-- start Data supplied --

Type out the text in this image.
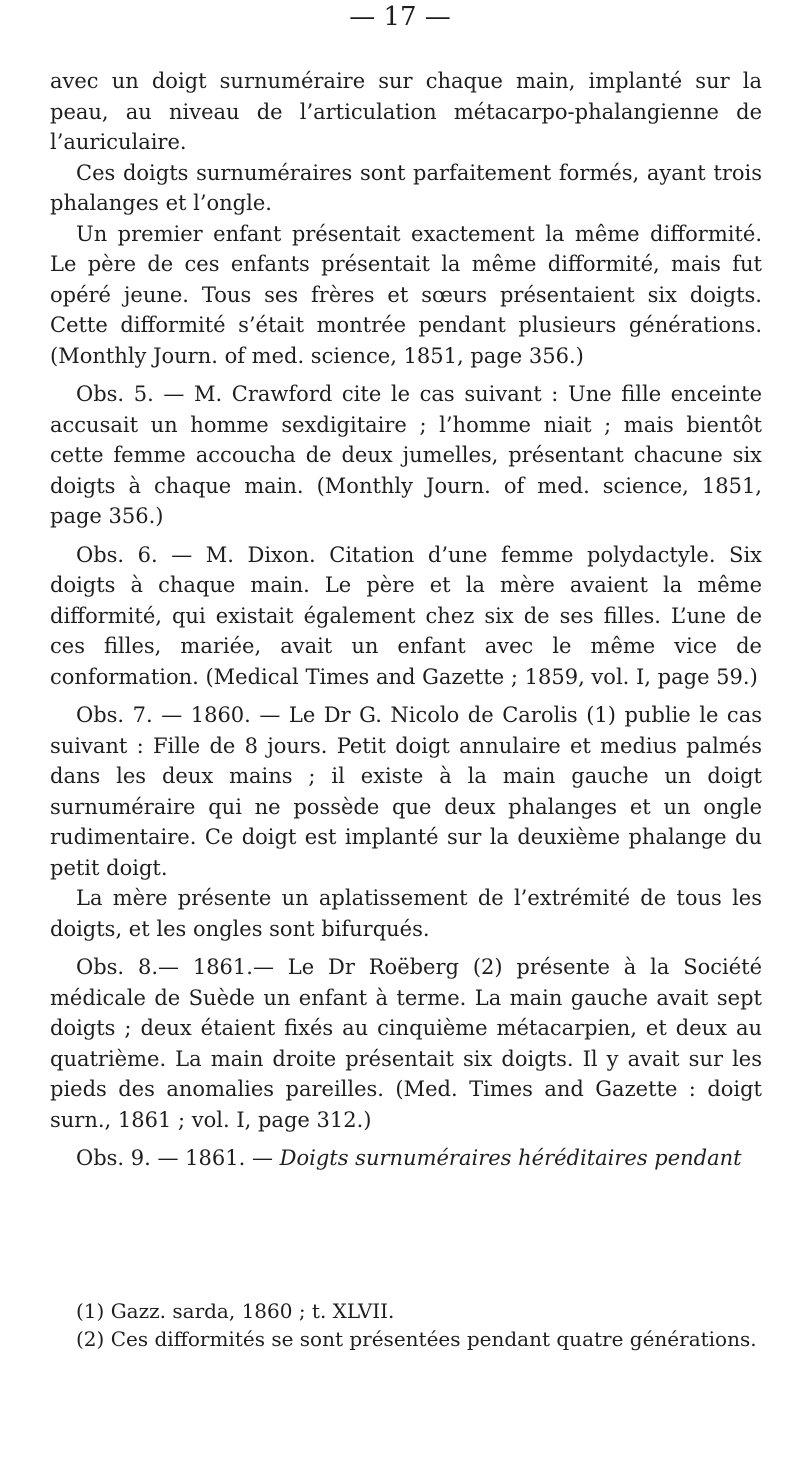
— 17 —

avec un doigt surnuméraire sur chaque main, implanté sur la peau, au niveau de l’articulation métacarpo-phalangienne de l’auriculaire.

Ces doigts surnuméraires sont parfaitement formés, ayant trois phalanges et l’ongle.

Un premier enfant présentait exactement la même difformité. Le père de ces enfants présentait la même difformité, mais fut opéré jeune. Tous ses frères et sœurs présentaient six doigts. Cette difformité s’était montrée pendant plusieurs générations. (Monthly Journ. of med. science, 1851, page 356.)

Obs. 5. — M. Crawford cite le cas suivant : Une fille enceinte accusait un homme sexdigitaire ; l’homme niait ; mais bientôt cette femme accoucha de deux jumelles, présentant chacune six doigts à chaque main. (Monthly Journ. of med. science, 1851, page 356.)

Obs. 6. — M. Dixon. Citation d’une femme polydactyle. Six doigts à chaque main. Le père et la mère avaient la même difformité, qui existait également chez six de ses filles. L’une de ces filles, mariée, avait un enfant avec le même vice de conformation. (Medical Times and Gazette ; 1859, vol. I, page 59.)

Obs. 7. — 1860. — Le Dr G. Nicolo de Carolis (1) publie le cas suivant : Fille de 8 jours. Petit doigt annulaire et medius palmés dans les deux mains ; il existe à la main gauche un doigt surnuméraire qui ne possède que deux phalanges et un ongle rudimentaire. Ce doigt est implanté sur la deuxième phalange du petit doigt.

La mère présente un aplatissement de l’extrémité de tous les doigts, et les ongles sont bifurqués.

Obs. 8.— 1861.— Le Dr Roëberg (2) présente à la Société médicale de Suède un enfant à terme. La main gauche avait sept doigts ; deux étaient fixés au cinquième métacarpien, et deux au quatrième. La main droite présentait six doigts. Il y avait sur les pieds des anomalies pareilles. (Med. Times and Gazette : doigt surn., 1861 ; vol. I, page 312.)

Obs. 9. — 1861. — Doigts surnuméraires héréditaires pendant

(1) Gazz. sarda, 1860 ; t. XLVII.

(2) Ces difformités se sont présentées pendant quatre générations.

-- end Data supplied --

» **Direction**
Leave out the pictures and transcribe everything else exactly.

» **Answer in full**
Type out the text in this image.
— 17 —

avec un doigt surnuméraire sur chaque main, implanté sur la peau, au niveau de l’articulation métacarpo-phalangienne de l’auriculaire.

Ces doigts surnuméraires sont parfaitement formés, ayant trois phalanges et l’ongle.

Un premier enfant présentait exactement la même difformité. Le père de ces enfants présentait la même difformité, mais fut opéré jeune. Tous ses frères et sœurs présentaient six doigts. Cette difformité s’était montrée pendant plusieurs générations. (Monthly Journ. of med. science, 1851, page 356.)

Obs. 5. — M. Crawford cite le cas suivant : Une fille enceinte accusait un homme sexdigitaire ; l’homme niait ; mais bientôt cette femme accoucha de deux jumelles, présentant chacune six doigts à chaque main. (Monthly Journ. of med. science, 1851, page 356.)

Obs. 6. — M. Dixon. Citation d’une femme polydactyle. Six doigts à chaque main. Le père et la mère avaient la même difformité, qui existait également chez six de ses filles. L’une de ces filles, mariée, avait un enfant avec le même vice de conformation. (Medical Times and Gazette ; 1859, vol. I, page 59.)

Obs. 7. — 1860. — Le Dr G. Nicolo de Carolis (1) publie le cas suivant : Fille de 8 jours. Petit doigt annulaire et medius palmés dans les deux mains ; il existe à la main gauche un doigt surnuméraire qui ne possède que deux phalanges et un ongle rudimentaire. Ce doigt est implanté sur la deuxième phalange du petit doigt.

La mère présente un aplatissement de l’extrémité de tous les doigts, et les ongles sont bifurqués.

Obs. 8.— 1861.— Le Dr Roëberg (2) présente à la Société médicale de Suède un enfant à terme. La main gauche avait sept doigts ; deux étaient fixés au cinquième métacarpien, et deux au quatrième. La main droite présentait six doigts. Il y avait sur les pieds des anomalies pareilles. (Med. Times and Gazette : doigt surn., 1861 ; vol. I, page 312.)

Obs. 9. — 1861. — Doigts surnuméraires héréditaires pendant

(1) Gazz. sarda, 1860 ; t. XLVII.

(2) Ces difformités se sont présentées pendant quatre générations.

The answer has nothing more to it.